Excerpts from a figure dataset
#####

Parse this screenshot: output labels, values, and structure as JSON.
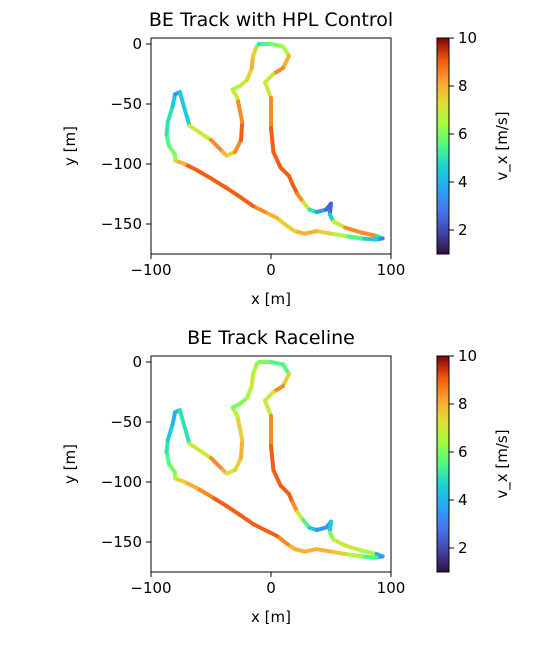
{
  "chart_data": [
    {
      "type": "scatter",
      "title": "BE Track with HPL Control",
      "xlabel": "x [m]",
      "ylabel": "y [m]",
      "colorbar_label": "v_x [m/s]",
      "xlim": [
        -100,
        100
      ],
      "ylim": [
        -175,
        5
      ],
      "xticks": [
        -100,
        0,
        100
      ],
      "yticks": [
        0,
        -50,
        -100,
        -150
      ],
      "colorbar_range": [
        1,
        10
      ],
      "colorbar_ticks": [
        2,
        4,
        6,
        8,
        10
      ],
      "colormap": "turbo",
      "track": {
        "x": [
          -10,
          0,
          10,
          15,
          10,
          2,
          -5,
          0,
          0,
          2,
          8,
          15,
          18,
          22,
          27,
          32,
          38,
          46,
          50,
          49,
          52,
          62,
          75,
          88,
          93,
          88,
          75,
          62,
          50,
          38,
          28,
          20,
          14,
          5,
          -5,
          -15,
          -25,
          -37,
          -50,
          -62,
          -72,
          -80,
          -80,
          -85,
          -87,
          -86,
          -82,
          -80,
          -76,
          -68,
          -50,
          -40,
          -37,
          -30,
          -25,
          -24,
          -28,
          -32,
          -26,
          -20,
          -16,
          -15,
          -12,
          -10
        ],
        "y": [
          0,
          0,
          -2,
          -10,
          -20,
          -25,
          -32,
          -45,
          -70,
          -90,
          -103,
          -110,
          -117,
          -125,
          -132,
          -138,
          -140,
          -138,
          -133,
          -142,
          -148,
          -153,
          -157,
          -160,
          -162,
          -163,
          -162,
          -160,
          -158,
          -156,
          -158,
          -156,
          -152,
          -145,
          -140,
          -135,
          -128,
          -120,
          -112,
          -105,
          -100,
          -97,
          -92,
          -85,
          -75,
          -65,
          -52,
          -42,
          -40,
          -68,
          -80,
          -90,
          -93,
          -90,
          -80,
          -65,
          -45,
          -38,
          -35,
          -30,
          -20,
          -10,
          -2,
          0
        ],
        "speed": [
          5,
          6,
          6,
          7,
          9,
          8,
          6,
          8,
          9,
          9,
          9,
          9,
          9,
          9,
          8,
          6,
          4,
          3,
          2,
          3,
          6,
          8,
          9,
          8,
          2,
          4,
          5,
          6,
          7,
          8,
          8,
          8,
          7,
          8,
          8,
          9,
          9,
          9,
          9,
          9,
          9,
          7,
          6,
          6,
          5,
          5,
          5,
          4,
          3,
          6,
          8,
          9,
          7,
          8,
          9,
          9,
          8,
          6,
          7,
          7,
          8,
          8,
          7,
          5
        ]
      }
    },
    {
      "type": "scatter",
      "title": "BE Track Raceline",
      "xlabel": "x [m]",
      "ylabel": "y [m]",
      "colorbar_label": "v_x [m/s]",
      "xlim": [
        -100,
        100
      ],
      "ylim": [
        -175,
        5
      ],
      "xticks": [
        -100,
        0,
        100
      ],
      "yticks": [
        0,
        -50,
        -100,
        -150
      ],
      "colorbar_range": [
        1,
        10
      ],
      "colorbar_ticks": [
        2,
        4,
        6,
        8,
        10
      ],
      "colormap": "turbo",
      "track": {
        "x": [
          -10,
          0,
          10,
          15,
          10,
          2,
          -5,
          0,
          0,
          2,
          8,
          15,
          18,
          22,
          27,
          32,
          38,
          46,
          50,
          49,
          52,
          62,
          75,
          88,
          93,
          88,
          75,
          62,
          50,
          38,
          28,
          20,
          14,
          5,
          -5,
          -15,
          -25,
          -37,
          -50,
          -62,
          -72,
          -80,
          -80,
          -85,
          -87,
          -86,
          -82,
          -80,
          -76,
          -68,
          -50,
          -40,
          -37,
          -30,
          -25,
          -24,
          -28,
          -32,
          -26,
          -20,
          -16,
          -15,
          -12,
          -10
        ],
        "y": [
          0,
          0,
          -2,
          -10,
          -20,
          -25,
          -32,
          -45,
          -70,
          -90,
          -103,
          -110,
          -117,
          -125,
          -132,
          -138,
          -140,
          -138,
          -133,
          -142,
          -148,
          -153,
          -157,
          -160,
          -162,
          -163,
          -162,
          -160,
          -158,
          -156,
          -158,
          -156,
          -152,
          -145,
          -140,
          -135,
          -128,
          -120,
          -112,
          -105,
          -100,
          -97,
          -92,
          -85,
          -75,
          -65,
          -52,
          -42,
          -40,
          -68,
          -80,
          -90,
          -93,
          -90,
          -80,
          -65,
          -45,
          -38,
          -35,
          -30,
          -20,
          -10,
          -2,
          0
        ],
        "speed": [
          6,
          6,
          5,
          6,
          9,
          8,
          6,
          8,
          9,
          9,
          9,
          9,
          9,
          8,
          6,
          5,
          4,
          3,
          4,
          5,
          7,
          7,
          7,
          6,
          2,
          5,
          6,
          7,
          8,
          8,
          8,
          8,
          8,
          9,
          9,
          9,
          9,
          9,
          9,
          8,
          8,
          7,
          6,
          6,
          5,
          5,
          4,
          4,
          4,
          6,
          8,
          9,
          7,
          7,
          8,
          8,
          7,
          6,
          6,
          6,
          7,
          7,
          6,
          6
        ]
      }
    }
  ]
}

#####

■ **Exercise requirements**: Output the full set of records above without changing a word, and drop the images.

■ **Finished answer**:
Parse this screenshot: output labels, values, and structure as JSON.
{
  "chart_data": [
    {
      "type": "scatter",
      "title": "BE Track with HPL Control",
      "xlabel": "x [m]",
      "ylabel": "y [m]",
      "colorbar_label": "v_x [m/s]",
      "xlim": [
        -100,
        100
      ],
      "ylim": [
        -175,
        5
      ],
      "xticks": [
        -100,
        0,
        100
      ],
      "yticks": [
        0,
        -50,
        -100,
        -150
      ],
      "colorbar_range": [
        1,
        10
      ],
      "colorbar_ticks": [
        2,
        4,
        6,
        8,
        10
      ],
      "colormap": "turbo",
      "track": {
        "x": [
          -10,
          0,
          10,
          15,
          10,
          2,
          -5,
          0,
          0,
          2,
          8,
          15,
          18,
          22,
          27,
          32,
          38,
          46,
          50,
          49,
          52,
          62,
          75,
          88,
          93,
          88,
          75,
          62,
          50,
          38,
          28,
          20,
          14,
          5,
          -5,
          -15,
          -25,
          -37,
          -50,
          -62,
          -72,
          -80,
          -80,
          -85,
          -87,
          -86,
          -82,
          -80,
          -76,
          -68,
          -50,
          -40,
          -37,
          -30,
          -25,
          -24,
          -28,
          -32,
          -26,
          -20,
          -16,
          -15,
          -12,
          -10
        ],
        "y": [
          0,
          0,
          -2,
          -10,
          -20,
          -25,
          -32,
          -45,
          -70,
          -90,
          -103,
          -110,
          -117,
          -125,
          -132,
          -138,
          -140,
          -138,
          -133,
          -142,
          -148,
          -153,
          -157,
          -160,
          -162,
          -163,
          -162,
          -160,
          -158,
          -156,
          -158,
          -156,
          -152,
          -145,
          -140,
          -135,
          -128,
          -120,
          -112,
          -105,
          -100,
          -97,
          -92,
          -85,
          -75,
          -65,
          -52,
          -42,
          -40,
          -68,
          -80,
          -90,
          -93,
          -90,
          -80,
          -65,
          -45,
          -38,
          -35,
          -30,
          -20,
          -10,
          -2,
          0
        ],
        "speed": [
          5,
          6,
          6,
          7,
          9,
          8,
          6,
          8,
          9,
          9,
          9,
          9,
          9,
          9,
          8,
          6,
          4,
          3,
          2,
          3,
          6,
          8,
          9,
          8,
          2,
          4,
          5,
          6,
          7,
          8,
          8,
          8,
          7,
          8,
          8,
          9,
          9,
          9,
          9,
          9,
          9,
          7,
          6,
          6,
          5,
          5,
          5,
          4,
          3,
          6,
          8,
          9,
          7,
          8,
          9,
          9,
          8,
          6,
          7,
          7,
          8,
          8,
          7,
          5
        ]
      }
    },
    {
      "type": "scatter",
      "title": "BE Track Raceline",
      "xlabel": "x [m]",
      "ylabel": "y [m]",
      "colorbar_label": "v_x [m/s]",
      "xlim": [
        -100,
        100
      ],
      "ylim": [
        -175,
        5
      ],
      "xticks": [
        -100,
        0,
        100
      ],
      "yticks": [
        0,
        -50,
        -100,
        -150
      ],
      "colorbar_range": [
        1,
        10
      ],
      "colorbar_ticks": [
        2,
        4,
        6,
        8,
        10
      ],
      "colormap": "turbo",
      "track": {
        "x": [
          -10,
          0,
          10,
          15,
          10,
          2,
          -5,
          0,
          0,
          2,
          8,
          15,
          18,
          22,
          27,
          32,
          38,
          46,
          50,
          49,
          52,
          62,
          75,
          88,
          93,
          88,
          75,
          62,
          50,
          38,
          28,
          20,
          14,
          5,
          -5,
          -15,
          -25,
          -37,
          -50,
          -62,
          -72,
          -80,
          -80,
          -85,
          -87,
          -86,
          -82,
          -80,
          -76,
          -68,
          -50,
          -40,
          -37,
          -30,
          -25,
          -24,
          -28,
          -32,
          -26,
          -20,
          -16,
          -15,
          -12,
          -10
        ],
        "y": [
          0,
          0,
          -2,
          -10,
          -20,
          -25,
          -32,
          -45,
          -70,
          -90,
          -103,
          -110,
          -117,
          -125,
          -132,
          -138,
          -140,
          -138,
          -133,
          -142,
          -148,
          -153,
          -157,
          -160,
          -162,
          -163,
          -162,
          -160,
          -158,
          -156,
          -158,
          -156,
          -152,
          -145,
          -140,
          -135,
          -128,
          -120,
          -112,
          -105,
          -100,
          -97,
          -92,
          -85,
          -75,
          -65,
          -52,
          -42,
          -40,
          -68,
          -80,
          -90,
          -93,
          -90,
          -80,
          -65,
          -45,
          -38,
          -35,
          -30,
          -20,
          -10,
          -2,
          0
        ],
        "speed": [
          6,
          6,
          5,
          6,
          9,
          8,
          6,
          8,
          9,
          9,
          9,
          9,
          9,
          8,
          6,
          5,
          4,
          3,
          4,
          5,
          7,
          7,
          7,
          6,
          2,
          5,
          6,
          7,
          8,
          8,
          8,
          8,
          8,
          9,
          9,
          9,
          9,
          9,
          9,
          8,
          8,
          7,
          6,
          6,
          5,
          5,
          4,
          4,
          4,
          6,
          8,
          9,
          7,
          7,
          8,
          8,
          7,
          6,
          6,
          6,
          7,
          7,
          6,
          6
        ]
      }
    }
  ]
}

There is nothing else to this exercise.